* [SELECTED EXCERPT]:

□ □ □ □ □

# Khabib submitts 3rd degree BJJ BB



## TMA17 (Nov 21, 2018)

This guy is a talent.


Khabib Nurmagomedov


On Tony Ferguson:

Khabib: I don’t think Tony has better jiu-jitsu than me

"I don’t think he has better jiu-jitsu than me, better grappling, I think he’s unpredictable a little bit. He has very good knee, very good elbow. But I don’t think he ever fight with somebody like me, who have like pressure, top control, good everywhere. Strong.”


----------



## Hanzou (Nov 21, 2018)

I'd like to see him enter ADCC or one of the major Bjj tournaments when he's done with MMA. Gi or no-gi, I don't care. There's plenty of ultra-elite Bjj black belts I'd like to see him roll against.


----------



## TMA17 (Nov 21, 2018)

I don't know what level Khabib is at in BJJ.  I know Askren is a black belt.  If Khabib added on BJJ that would be interesting.  He obviously knows a little and it hasn't hurt him not having a BB but he'd be even better with one I would assume.


----------



## TMA17 (Nov 21, 2018)

Hanzou said:


> I'd like to see him enter ADCC or one of the major Bjj tournaments when he's done with MMA. Gi or no-gi, I don't care. There's plenty of ultra-elite Bjj black belts I'd like to see him roll against.



That would be great to see..


----------

□ □ □ □ □

* [GIVEN ENTRIES]:
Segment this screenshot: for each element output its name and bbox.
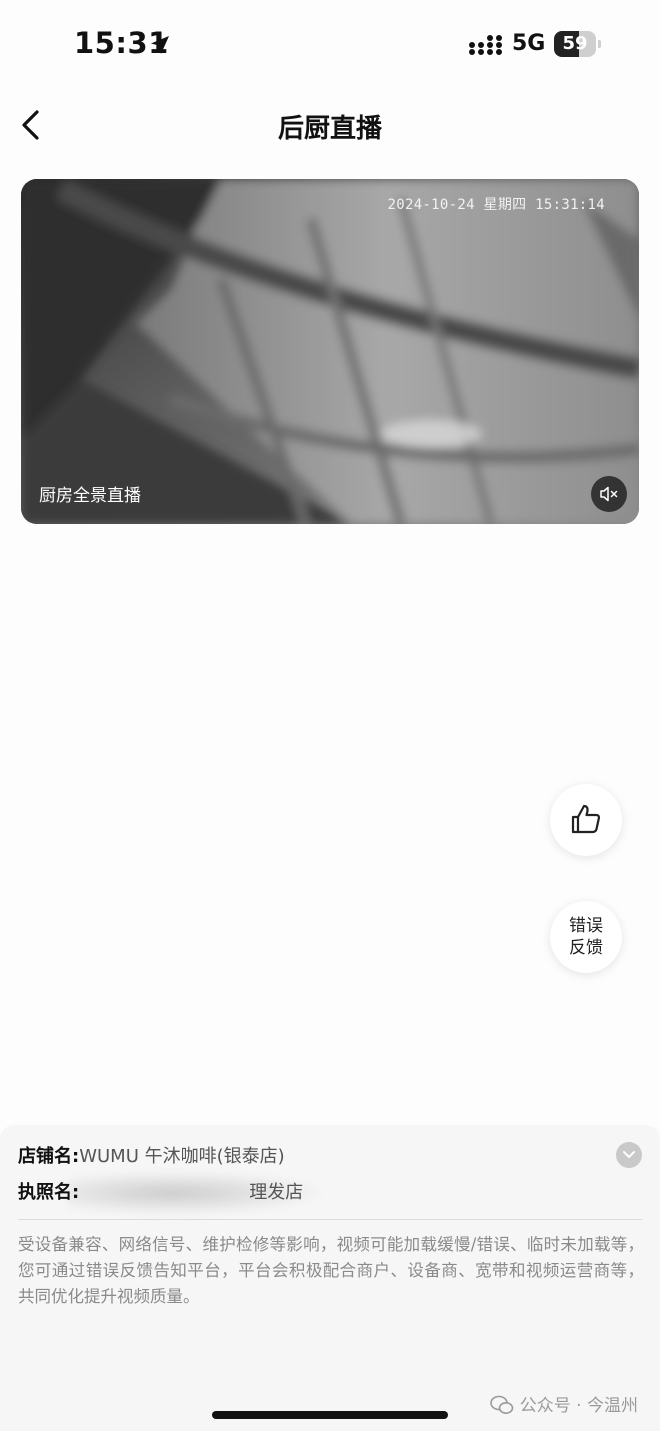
collapse-toggle-button[interactable] — [616, 1142, 642, 1168]
video-timestamp: 2024-10-24 星期四 15:31:14 — [387, 197, 605, 213]
error-feedback-button[interactable]: 错误 反馈 — [550, 901, 622, 973]
mute-toggle-button[interactable] — [591, 476, 627, 512]
store-name-row: 店铺名:WUMU 午沐咖啡(银泰店) — [18, 1142, 285, 1168]
divider — [18, 1219, 642, 1220]
home-indicator — [212, 1411, 448, 1419]
video-player[interactable]: 2024-10-24 星期四 15:31:14 厨房全景直播 — [21, 179, 639, 524]
video-caption: 厨房全景直播 — [39, 486, 141, 506]
location-arrow-icon — [151, 36, 169, 54]
feedback-label-line2: 反馈 — [569, 938, 603, 958]
license-name-row: 执照名: 理发店 — [18, 1178, 303, 1204]
battery-level-text: 59 — [562, 33, 588, 54]
feedback-label: 错误 反馈 — [550, 915, 622, 959]
chevron-down-icon — [623, 1151, 635, 1158]
wechat-icon — [489, 1395, 514, 1414]
battery-icon: 59 — [554, 31, 601, 57]
live-kitchen-page: 15:31 5G 59 后厨直播 2024-10-24 星期四 15:31:14… — [0, 0, 660, 1431]
speaker-muted-icon — [600, 486, 618, 502]
feedback-label-line1: 错误 — [569, 916, 603, 936]
cellular-signal-icon — [469, 35, 502, 55]
like-button[interactable] — [550, 784, 622, 856]
video-disclaimer: 受设备兼容、网络信号、维护检修等影响，视频可能加载缓慢/错误、临时未加载等，您可… — [18, 1235, 644, 1306]
watermark-text: 公众号 · 今温州 — [519, 1396, 638, 1416]
license-name-value: 理发店 — [249, 1182, 304, 1203]
live-video-feed — [21, 179, 639, 524]
store-name-key: 店铺名: — [18, 1146, 80, 1167]
wechat-watermark: 公众号 · 今温州 — [489, 1391, 638, 1416]
nav-bar: 后厨直播 — [0, 90, 660, 162]
page-title: 后厨直播 — [277, 114, 382, 144]
license-name-key: 执照名: — [18, 1182, 80, 1203]
network-type-label: 5G — [512, 31, 546, 56]
store-info-panel: 店铺名:WUMU 午沐咖啡(银泰店) 执照名: 理发店 受设备兼容、网络信号、维护… — [0, 1125, 660, 1431]
status-bar: 15:31 5G 59 — [0, 0, 660, 90]
thumbs-up-icon — [571, 804, 601, 834]
store-name-value: WUMU 午沐咖啡(银泰店) — [79, 1146, 285, 1167]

□ □ □ □ □

* [PROBLEM DESCRIPTION]:
In the thread about Khabib:
1. Which two strikes does Khabib say Tony Ferguson is very good with?
2. Which fighter does TMA17 name as a black belt?
3. Which tournament does Hanzou name as one he would like Khabib to enter?
Draw only on the thread when answering.

* [ANSWER TO THIS TASK]:
1. The knee and the elbow.
2. Askren.
3. ADCC.